▶ [Provided passage]
Path: utzoo!attcan!uunet!samsung!sdd.hp.com!apollo!apollo.hp.com!mishkin
From: mishkin@apollo.HP.COM (Nathaniel Mishkin)
Newsgroups: comp.protocols.misc
Subject: Re: RPC Technologies
Keywords: Transports UDP TCP Performance
Message-ID: <1990Sep14.093420@apollo.HP.COM>
Date: 14 Sep 90 13:34:00 GMT
References: <1990Sep5.194621.11656@athena.mit.edu> <1990Sep7.153710@apollo.HP.COM> <142133@sun.Eng.Sun.COM> <1990Sep11.131429@apollo.HP.COM> <142319@sun.Eng.Sun.COM>
Sender: root@apollo.HP.COM
Reply-To: mishkin@apollo.HP.COM (Nathaniel Mishkin)
Organization: Hewlett-Packard Company - Cooperative Object Computing Operation
Lines: 118

In article <142319@sun.Eng.Sun.COM>, vipin@samsun.Sun.COM (Vipin Samar) writes:
>Yes, this is precisely what I am interested in knowing.  Does transparently
>mean "random" here because any of the available protocols
>give the same functionality or is there some implicit ordering? 

It means "random because any of the available protocols give the same
functionality".  Like I said, define an scheme for making a more
intelligent choice among equivalent servers is an area for future work.

>Yes, I agree this is a tough problem on formalizing these
>heuristics - perhaps after all it is not such a bad idea to give control to
>users in such cases.  One can never really have all the bases covered.

I definitely agree that there should be at least one mode that lets
user policy choices come into play.

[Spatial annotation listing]
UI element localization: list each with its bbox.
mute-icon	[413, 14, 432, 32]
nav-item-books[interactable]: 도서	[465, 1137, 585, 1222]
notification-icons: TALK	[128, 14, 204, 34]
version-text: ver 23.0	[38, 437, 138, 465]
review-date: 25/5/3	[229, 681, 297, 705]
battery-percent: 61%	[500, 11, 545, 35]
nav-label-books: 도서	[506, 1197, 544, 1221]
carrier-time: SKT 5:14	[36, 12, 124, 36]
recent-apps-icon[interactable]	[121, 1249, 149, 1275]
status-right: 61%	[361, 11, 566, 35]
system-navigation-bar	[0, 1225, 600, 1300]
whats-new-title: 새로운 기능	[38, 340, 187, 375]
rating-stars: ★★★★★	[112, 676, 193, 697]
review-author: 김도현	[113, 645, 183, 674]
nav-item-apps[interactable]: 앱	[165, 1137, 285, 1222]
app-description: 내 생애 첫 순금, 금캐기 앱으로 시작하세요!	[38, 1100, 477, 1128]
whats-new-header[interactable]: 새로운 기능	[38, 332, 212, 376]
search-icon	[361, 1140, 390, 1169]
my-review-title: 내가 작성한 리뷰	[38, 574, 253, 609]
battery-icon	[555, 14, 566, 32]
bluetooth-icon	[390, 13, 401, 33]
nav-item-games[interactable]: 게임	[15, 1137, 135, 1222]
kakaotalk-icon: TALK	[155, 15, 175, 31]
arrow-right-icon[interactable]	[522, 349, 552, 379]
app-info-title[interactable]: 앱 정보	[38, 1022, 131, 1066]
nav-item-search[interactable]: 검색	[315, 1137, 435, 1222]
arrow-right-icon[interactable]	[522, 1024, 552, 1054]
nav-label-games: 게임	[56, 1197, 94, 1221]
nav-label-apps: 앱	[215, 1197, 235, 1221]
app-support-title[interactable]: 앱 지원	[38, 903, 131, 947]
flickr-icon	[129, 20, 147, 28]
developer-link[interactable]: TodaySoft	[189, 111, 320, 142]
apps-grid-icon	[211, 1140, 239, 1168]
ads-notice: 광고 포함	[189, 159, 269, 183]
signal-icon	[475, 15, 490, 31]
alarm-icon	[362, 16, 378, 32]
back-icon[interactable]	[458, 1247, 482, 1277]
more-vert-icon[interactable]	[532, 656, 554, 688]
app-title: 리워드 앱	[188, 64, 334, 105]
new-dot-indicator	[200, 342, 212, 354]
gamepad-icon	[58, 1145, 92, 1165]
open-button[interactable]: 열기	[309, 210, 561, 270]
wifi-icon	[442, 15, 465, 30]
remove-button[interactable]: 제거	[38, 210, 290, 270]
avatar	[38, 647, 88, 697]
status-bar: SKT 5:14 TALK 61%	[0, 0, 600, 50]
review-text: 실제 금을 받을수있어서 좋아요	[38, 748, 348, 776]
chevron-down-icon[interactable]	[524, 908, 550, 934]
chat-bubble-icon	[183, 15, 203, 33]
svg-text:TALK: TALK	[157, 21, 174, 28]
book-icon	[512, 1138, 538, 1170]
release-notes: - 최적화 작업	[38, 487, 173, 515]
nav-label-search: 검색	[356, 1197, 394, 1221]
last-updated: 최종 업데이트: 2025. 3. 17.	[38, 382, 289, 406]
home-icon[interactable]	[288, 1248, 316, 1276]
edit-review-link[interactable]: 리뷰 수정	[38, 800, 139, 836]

▶ [Problems and tasks]
**a)** Count the lines of the listing that contain the string "status", matching case exactly, and give only the number.
**b)** Go on writing the post about RPC technologies from the point where it stops.
The listing has no connection to the post about RPC technologies.

▶ [Results for the exercise]
**a)** 2

**b)**
>O.K., so you did build the entire TCP layer on top of UDP and
>you added all the code for that in the NCS library.  Has that step really
>solved all the problems or perhaps has just moved the problems from one
>place to another.

Clearly there are SOME problems that just don't go away.  We believe that
many do.

>If one cannot support huge (say 100) TCP connections because of resource
>problem, then you have said that NCS/UDP will be able to
>overcome the resource problem.  I wonder if that is true, because
>building up of entire TCP functionality on top of UDP is going to require
>system resources as well.  Multiplexing the file descriptors may
>solve this problem to some extent, but not completely, because one would
>still need to keep all those buffers hanging around for any decent
>congestion control and rate-flow problems.

Of course.  However it is also of course true that NCS RPC's buffers
(unlike those of the kernel implementation of TCP) aren't consuming wired
physical memory, thus giving NCS some more room to play.  And then there's
the wired space in the kernel for TCP connection blocks and any other
miscellaneous TCP overhead.  Further, the nature of the NCS RPC protocol
lets the server simply blow off its pseudo-connections to clients at
any point that a call is not in progress; the pseudo-connection
reestablishment happens automatically and transparently to the application
(and the stubs).

It is also true that even an RPC running on top of a COTP has buffer
management problems and that they're arguably HARDER than RPC's over
CLTP's.  Note that when I say RPC/COTP I mean one that has somewhat more
complicated problems than say, SunRPC/TCP.  The problematic scenario
is the case where for some reason, the stub is not consuming its input
data stream for some period of time.  In our model, we have a thread
(or set of threads), distinct from the thread running the stub, that's
responsible for actually reading from the connection.  One reason for
this is so that client-generated "cancels" (i.e., requests to abort calls)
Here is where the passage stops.